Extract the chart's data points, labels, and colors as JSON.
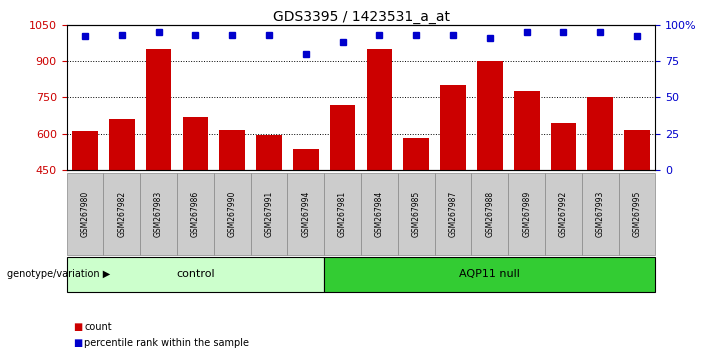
{
  "title": "GDS3395 / 1423531_a_at",
  "samples": [
    "GSM267980",
    "GSM267982",
    "GSM267983",
    "GSM267986",
    "GSM267990",
    "GSM267991",
    "GSM267994",
    "GSM267981",
    "GSM267984",
    "GSM267985",
    "GSM267987",
    "GSM267988",
    "GSM267989",
    "GSM267992",
    "GSM267993",
    "GSM267995"
  ],
  "counts": [
    610,
    660,
    950,
    670,
    615,
    595,
    535,
    720,
    950,
    580,
    800,
    900,
    775,
    645,
    750,
    615
  ],
  "percentile_ranks": [
    92,
    93,
    95,
    93,
    93,
    93,
    80,
    88,
    93,
    93,
    93,
    91,
    95,
    95,
    95,
    92
  ],
  "control_count": 7,
  "aqp11_count": 9,
  "ylim_left": [
    450,
    1050
  ],
  "ylim_right": [
    0,
    100
  ],
  "yticks_left": [
    450,
    600,
    750,
    900,
    1050
  ],
  "yticks_right": [
    0,
    25,
    50,
    75,
    100
  ],
  "bar_color": "#cc0000",
  "dot_color": "#0000cc",
  "control_bg": "#ccffcc",
  "aqp11_bg": "#33cc33",
  "sample_bg": "#cccccc",
  "legend_count_color": "#cc0000",
  "legend_pct_color": "#0000cc",
  "gridline_values": [
    600,
    750,
    900
  ],
  "fig_width": 7.01,
  "fig_height": 3.54
}
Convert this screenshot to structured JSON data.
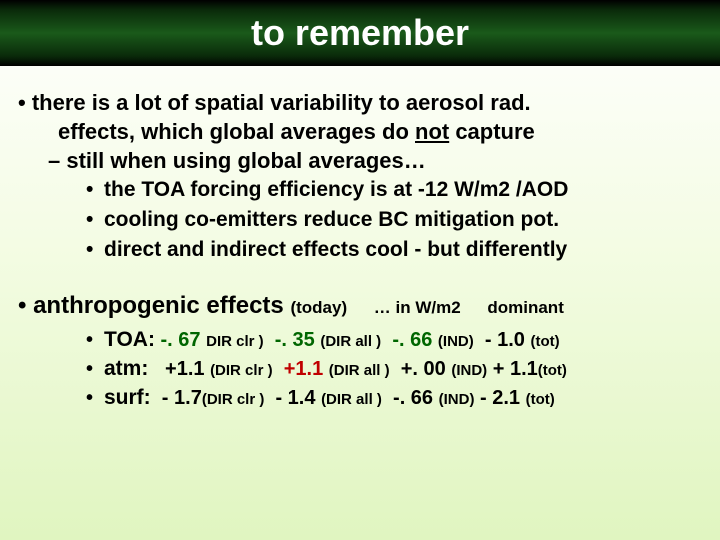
{
  "title": "to remember",
  "bullets1": {
    "line1": "• there is a lot of spatial variability to aerosol rad.",
    "line2": "effects, which global  averages do ",
    "not": "not",
    "line2b": " capture",
    "dash": "– still when using global averages…",
    "sub": [
      "the TOA forcing efficiency is at -12 W/m2 /AOD",
      "cooling co-emitters reduce BC mitigation pot.",
      "direct and indirect effects cool - but differently"
    ]
  },
  "section2": {
    "head": "• anthropogenic  effects ",
    "today": "(today)",
    "inwm2": "… in W/m2",
    "dominant": "dominant"
  },
  "rows": [
    {
      "label": "TOA:",
      "v1": "-. 67",
      "p1": "DIR clr )",
      "v2": "-. 35",
      "p2": "(DIR all )",
      "v3": "-. 66",
      "p3": "(IND)",
      "vt": "- 1.0",
      "pt": "(tot)",
      "c1": "green",
      "c2": "green",
      "c3": "green"
    },
    {
      "label": "atm:",
      "v1": "+1.1",
      "p1": "(DIR clr )",
      "v2": "+1.1",
      "p2": "(DIR all )",
      "v3": "+. 00",
      "p3": "(IND)",
      "vt": "+ 1.1",
      "pt": "(tot)",
      "c1": "black",
      "c2": "red",
      "c3": "black"
    },
    {
      "label": "surf:",
      "v1": "- 1.7",
      "p1": "(DIR clr )",
      "v2": "- 1.4",
      "p2": "(DIR all )",
      "v3": "-. 66",
      "p3": "(IND)",
      "vt": "- 2.1",
      "pt": "(tot)",
      "c1": "black",
      "c2": "black",
      "c3": "black"
    }
  ],
  "colors": {
    "red": "#c00000",
    "green": "#006600",
    "black": "#000000"
  }
}
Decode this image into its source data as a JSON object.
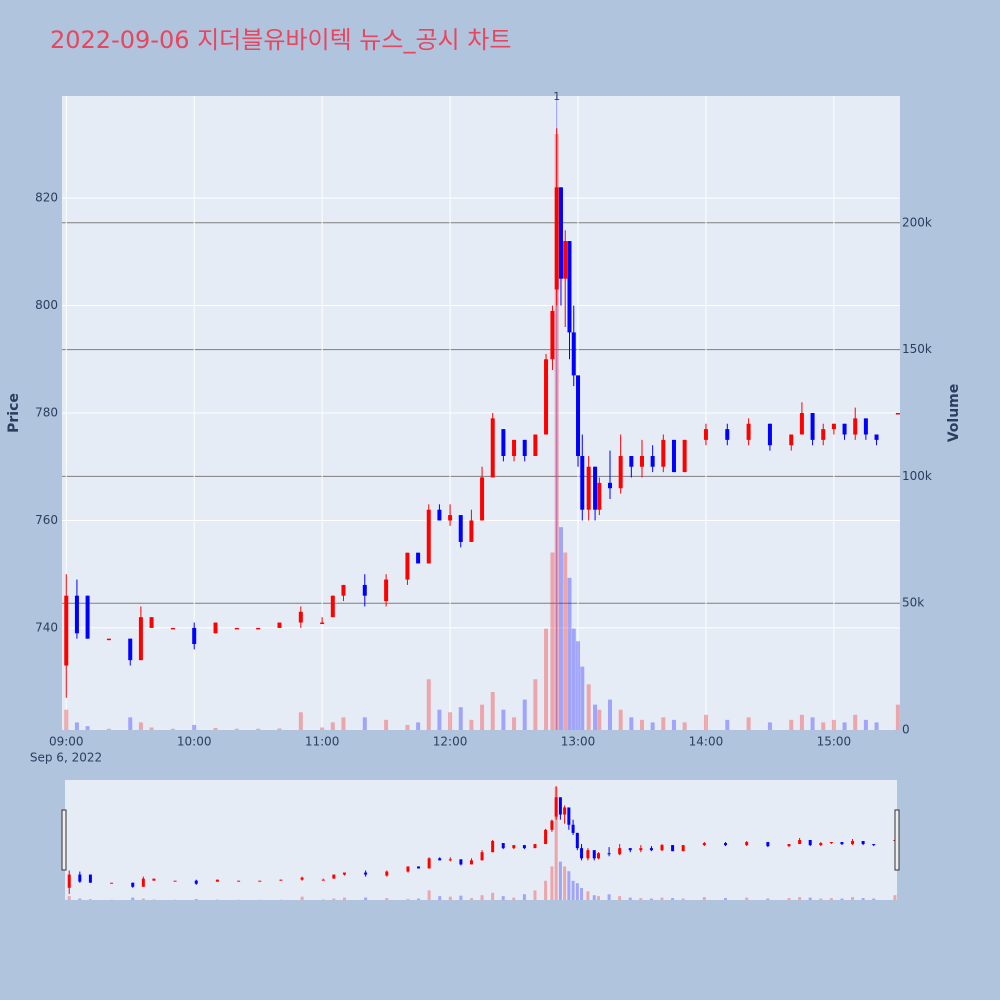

☆ ☆ ☆ ☆ ☆ ☆ ☆

▶ [Objective]:
Which lines above contain the word "title"? Copy each of them.

▶ [Correct answer]:
  "title": "GDS3395 / 1423531_a_at",
  "title": "to remember",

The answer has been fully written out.